**What is being asked:** Only the number is wanted: count the lines that include the word "content".

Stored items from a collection
□ □ □ □ □ □ □

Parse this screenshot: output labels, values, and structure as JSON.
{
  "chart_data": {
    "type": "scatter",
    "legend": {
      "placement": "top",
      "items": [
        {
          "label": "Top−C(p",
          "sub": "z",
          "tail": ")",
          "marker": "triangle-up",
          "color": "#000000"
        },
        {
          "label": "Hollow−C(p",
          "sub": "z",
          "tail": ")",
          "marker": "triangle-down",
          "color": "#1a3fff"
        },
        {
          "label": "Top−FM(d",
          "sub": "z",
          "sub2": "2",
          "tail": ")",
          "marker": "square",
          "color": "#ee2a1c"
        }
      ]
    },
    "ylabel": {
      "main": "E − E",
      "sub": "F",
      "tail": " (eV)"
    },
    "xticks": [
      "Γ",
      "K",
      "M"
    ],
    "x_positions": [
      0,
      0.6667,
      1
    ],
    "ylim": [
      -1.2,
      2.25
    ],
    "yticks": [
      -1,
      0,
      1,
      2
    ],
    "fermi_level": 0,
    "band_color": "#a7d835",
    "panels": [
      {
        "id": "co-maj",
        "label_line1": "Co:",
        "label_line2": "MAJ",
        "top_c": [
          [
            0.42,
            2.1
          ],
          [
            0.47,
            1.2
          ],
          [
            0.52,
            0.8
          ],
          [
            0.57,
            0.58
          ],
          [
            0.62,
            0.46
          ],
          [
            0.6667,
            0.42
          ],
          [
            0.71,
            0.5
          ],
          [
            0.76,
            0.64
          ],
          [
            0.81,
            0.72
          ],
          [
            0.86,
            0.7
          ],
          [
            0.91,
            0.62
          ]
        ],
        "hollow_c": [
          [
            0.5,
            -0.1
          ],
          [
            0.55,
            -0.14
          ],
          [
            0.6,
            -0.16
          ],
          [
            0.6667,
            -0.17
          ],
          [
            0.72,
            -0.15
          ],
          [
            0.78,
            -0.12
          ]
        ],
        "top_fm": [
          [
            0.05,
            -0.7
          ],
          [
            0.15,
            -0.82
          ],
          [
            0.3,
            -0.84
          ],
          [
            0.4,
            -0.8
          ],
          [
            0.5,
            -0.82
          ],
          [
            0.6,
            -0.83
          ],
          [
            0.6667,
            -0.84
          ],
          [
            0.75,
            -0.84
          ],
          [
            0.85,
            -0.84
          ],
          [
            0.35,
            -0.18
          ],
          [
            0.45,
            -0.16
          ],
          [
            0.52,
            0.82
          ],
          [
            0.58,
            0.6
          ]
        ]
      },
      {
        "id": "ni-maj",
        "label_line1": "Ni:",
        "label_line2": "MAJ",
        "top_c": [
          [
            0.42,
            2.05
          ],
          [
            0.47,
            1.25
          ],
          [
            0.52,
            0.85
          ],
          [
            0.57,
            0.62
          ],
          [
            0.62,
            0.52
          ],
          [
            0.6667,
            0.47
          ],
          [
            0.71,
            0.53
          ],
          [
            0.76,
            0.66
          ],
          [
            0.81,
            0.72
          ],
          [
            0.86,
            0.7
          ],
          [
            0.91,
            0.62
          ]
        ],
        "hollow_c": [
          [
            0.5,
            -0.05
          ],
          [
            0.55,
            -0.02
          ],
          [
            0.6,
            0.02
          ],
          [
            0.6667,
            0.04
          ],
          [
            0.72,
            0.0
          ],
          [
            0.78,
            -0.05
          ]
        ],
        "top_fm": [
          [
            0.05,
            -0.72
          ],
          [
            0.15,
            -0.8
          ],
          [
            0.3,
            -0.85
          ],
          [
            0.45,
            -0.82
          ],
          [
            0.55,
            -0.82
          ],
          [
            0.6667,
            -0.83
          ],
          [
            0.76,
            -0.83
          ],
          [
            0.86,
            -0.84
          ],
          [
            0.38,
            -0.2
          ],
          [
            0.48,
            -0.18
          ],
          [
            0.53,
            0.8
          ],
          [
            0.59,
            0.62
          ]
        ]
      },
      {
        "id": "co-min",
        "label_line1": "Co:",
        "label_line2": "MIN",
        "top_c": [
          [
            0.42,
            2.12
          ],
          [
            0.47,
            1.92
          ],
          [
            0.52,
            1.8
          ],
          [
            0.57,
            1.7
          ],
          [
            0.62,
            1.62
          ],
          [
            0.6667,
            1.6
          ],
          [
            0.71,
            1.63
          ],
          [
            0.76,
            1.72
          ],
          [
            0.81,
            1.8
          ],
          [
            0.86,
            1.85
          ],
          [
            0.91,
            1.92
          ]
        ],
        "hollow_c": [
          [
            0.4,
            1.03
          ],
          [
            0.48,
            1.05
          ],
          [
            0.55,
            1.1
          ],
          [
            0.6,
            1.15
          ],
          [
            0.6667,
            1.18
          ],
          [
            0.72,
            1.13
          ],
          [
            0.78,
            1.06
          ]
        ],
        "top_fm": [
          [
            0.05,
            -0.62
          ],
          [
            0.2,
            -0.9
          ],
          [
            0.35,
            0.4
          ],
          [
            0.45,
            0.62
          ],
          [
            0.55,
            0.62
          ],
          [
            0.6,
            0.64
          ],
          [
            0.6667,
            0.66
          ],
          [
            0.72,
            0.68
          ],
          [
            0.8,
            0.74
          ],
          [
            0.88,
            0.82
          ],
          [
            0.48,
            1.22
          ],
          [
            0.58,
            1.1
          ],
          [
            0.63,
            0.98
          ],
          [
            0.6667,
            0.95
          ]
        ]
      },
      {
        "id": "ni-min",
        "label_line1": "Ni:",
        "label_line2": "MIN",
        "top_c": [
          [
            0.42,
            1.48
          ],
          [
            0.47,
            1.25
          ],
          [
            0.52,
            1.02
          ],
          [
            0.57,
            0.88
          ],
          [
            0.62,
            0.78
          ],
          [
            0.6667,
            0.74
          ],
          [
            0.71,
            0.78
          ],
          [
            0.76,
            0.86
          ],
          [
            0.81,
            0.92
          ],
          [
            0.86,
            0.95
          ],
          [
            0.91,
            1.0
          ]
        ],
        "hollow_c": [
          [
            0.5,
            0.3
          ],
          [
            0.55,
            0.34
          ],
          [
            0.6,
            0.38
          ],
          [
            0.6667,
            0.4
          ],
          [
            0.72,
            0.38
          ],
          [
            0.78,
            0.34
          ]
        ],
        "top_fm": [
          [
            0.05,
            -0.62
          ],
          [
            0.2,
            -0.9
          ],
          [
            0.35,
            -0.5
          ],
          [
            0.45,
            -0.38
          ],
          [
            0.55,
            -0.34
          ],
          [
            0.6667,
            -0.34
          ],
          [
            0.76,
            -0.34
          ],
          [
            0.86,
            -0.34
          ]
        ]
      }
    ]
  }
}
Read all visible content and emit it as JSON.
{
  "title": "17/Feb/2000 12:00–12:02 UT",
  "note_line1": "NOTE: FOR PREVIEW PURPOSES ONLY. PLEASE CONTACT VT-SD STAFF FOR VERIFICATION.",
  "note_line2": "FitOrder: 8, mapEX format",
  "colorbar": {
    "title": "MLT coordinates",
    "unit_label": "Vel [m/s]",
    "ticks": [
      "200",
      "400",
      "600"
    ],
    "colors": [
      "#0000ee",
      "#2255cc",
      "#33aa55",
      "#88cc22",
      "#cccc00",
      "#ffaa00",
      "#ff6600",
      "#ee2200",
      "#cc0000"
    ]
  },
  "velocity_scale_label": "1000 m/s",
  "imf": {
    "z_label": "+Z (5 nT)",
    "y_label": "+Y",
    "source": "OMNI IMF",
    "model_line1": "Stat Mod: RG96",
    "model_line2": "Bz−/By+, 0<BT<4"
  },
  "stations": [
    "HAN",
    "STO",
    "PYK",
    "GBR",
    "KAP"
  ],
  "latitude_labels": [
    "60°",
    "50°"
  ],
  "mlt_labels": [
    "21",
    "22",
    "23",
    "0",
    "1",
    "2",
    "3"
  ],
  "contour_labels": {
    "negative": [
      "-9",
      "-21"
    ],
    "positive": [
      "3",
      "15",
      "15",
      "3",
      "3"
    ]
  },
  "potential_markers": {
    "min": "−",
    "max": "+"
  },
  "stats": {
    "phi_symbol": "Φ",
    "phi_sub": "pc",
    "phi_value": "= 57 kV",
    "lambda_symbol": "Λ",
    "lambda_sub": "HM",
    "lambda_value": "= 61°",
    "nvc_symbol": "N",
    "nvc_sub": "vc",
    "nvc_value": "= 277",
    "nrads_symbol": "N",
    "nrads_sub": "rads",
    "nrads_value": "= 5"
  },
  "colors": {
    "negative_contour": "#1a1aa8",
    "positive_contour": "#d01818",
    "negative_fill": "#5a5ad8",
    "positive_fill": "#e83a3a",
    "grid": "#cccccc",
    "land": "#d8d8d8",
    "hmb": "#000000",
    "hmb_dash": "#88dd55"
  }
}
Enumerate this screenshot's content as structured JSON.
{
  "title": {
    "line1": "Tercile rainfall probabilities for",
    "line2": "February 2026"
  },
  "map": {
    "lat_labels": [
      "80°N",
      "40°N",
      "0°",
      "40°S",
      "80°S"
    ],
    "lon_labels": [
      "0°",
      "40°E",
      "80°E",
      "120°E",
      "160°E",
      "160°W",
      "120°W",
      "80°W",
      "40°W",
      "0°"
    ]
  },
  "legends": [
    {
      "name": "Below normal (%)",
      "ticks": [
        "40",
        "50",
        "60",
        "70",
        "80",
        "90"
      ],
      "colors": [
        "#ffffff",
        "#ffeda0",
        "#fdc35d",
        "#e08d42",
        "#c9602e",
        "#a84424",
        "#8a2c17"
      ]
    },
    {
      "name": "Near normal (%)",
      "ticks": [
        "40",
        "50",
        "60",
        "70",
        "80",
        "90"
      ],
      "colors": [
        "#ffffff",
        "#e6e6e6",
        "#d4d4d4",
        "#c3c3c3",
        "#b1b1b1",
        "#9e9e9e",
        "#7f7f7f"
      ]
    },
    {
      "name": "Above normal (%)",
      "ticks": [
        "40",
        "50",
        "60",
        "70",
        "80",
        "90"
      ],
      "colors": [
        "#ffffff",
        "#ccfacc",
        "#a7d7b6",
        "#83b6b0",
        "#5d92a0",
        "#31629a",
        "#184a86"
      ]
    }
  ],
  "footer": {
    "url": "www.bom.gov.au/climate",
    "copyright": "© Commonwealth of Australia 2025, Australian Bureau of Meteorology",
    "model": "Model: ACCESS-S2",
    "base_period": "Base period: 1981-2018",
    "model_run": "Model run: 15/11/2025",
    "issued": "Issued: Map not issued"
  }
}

□ □ □ □ □ □ □

**Final answer:** 2